Tally up the lines below that include the word "DATE". Answer with the number alone.

......

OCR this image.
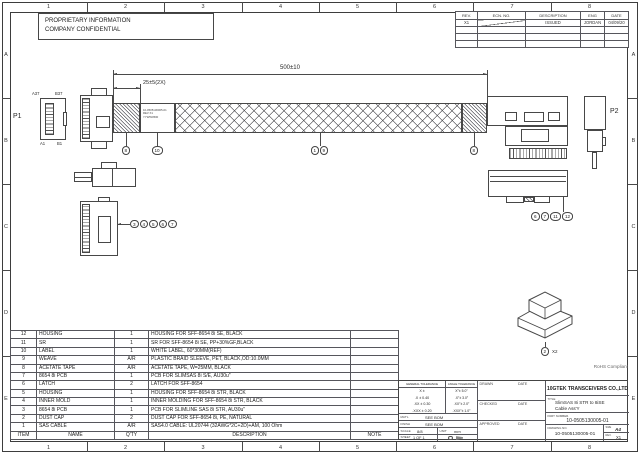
1	2	3	4	5	6	7	8
1	2	3	4	5	6	7	8
A
B
C
D
E
A
B
C
D
E
PROPRIETARY INFORMATION
COMPANY CONFIDENTIAL
REV.	ECN. NO.	DESCRIPTION	ENG	DATE
X1		ISSUED	JORDAN	04/09/20

A37	B37
A1	B1
P1
10-0505130005-01
REV X1
YYWW0500
P2
500±10
25±5(2X)
8	10	1	9	8
3	4	5	6	7
6	7	11	12
2	X2
RoHS Compliant
12	HOUSING	1	HOUSING FOR SFF-8654 8i SE, BLACK	
11	SR	1	SR FOR SFF-8654 8i SE, PP+30%GF,BLACK	
10	LABEL	1	WHITE LABEL, 60*30MM(REF)	
9	WEAVE	A/R	PLASTIC BRAID SLEEVE, PET, BLACK,OD:10.0MM	
8	ACETATE TAPE	A/R	ACETATE TAPE, W=25MM, BLACK	
7	8654 8i PCB	1	PCB FOR SLIMSAS 8i S/E, AU30u"	
6	LATCH	2	LATCH FOR SFF-8654	
5	HOUSING	1	HOUSING FOR SFF-8654 8i STR, BLACK	
4	INNER MOLD	1	INNER MOLDING FOR SFF-8654 8i STR, BLACK	
3	8654 8i PCB	1	PCB FOR SLIMLINE SAS 8i STR, AU30u"	
2	DUST CAP	2	DUST CAP FOR SFF-8654 8i, PE, NATURAL	
1	SAS CABLE	A/R	SAS4.0 CABLE: UL20744 (32AWG*2C+2D)+AM, 100 Ohm	
ITEM	NAME	Q'TY	DESCRIPTION	NOTE
GENERAL TOLERANCE	ANGLE TOLERANCE
X ±	X°± 5.0°
.X ± 0.40	.X°± 3.0°
.XX ± 0.30	.XX°± 2.0°
.XXX ± 0.20	.XXX°± 1.0°
MAT'L	SEE BOM
FINISH	SEE BOM
SCALE 8/8	UNIT mm
SHEET 1 OF 1
DRAWN	DATE
CHECKED	DATE
APPROVED	DATE
10GTEK TRANSCEIVERS CO.,LTD
TITLE
SlimSAS 8i STR to 8iSE
Cable Ass'Y
PART NUMBER.
10-0505130005-01
DRAWING NO.
10-0505130005-01
SIZE A4
REV. X1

......

■ **TASK OUTPUT**
4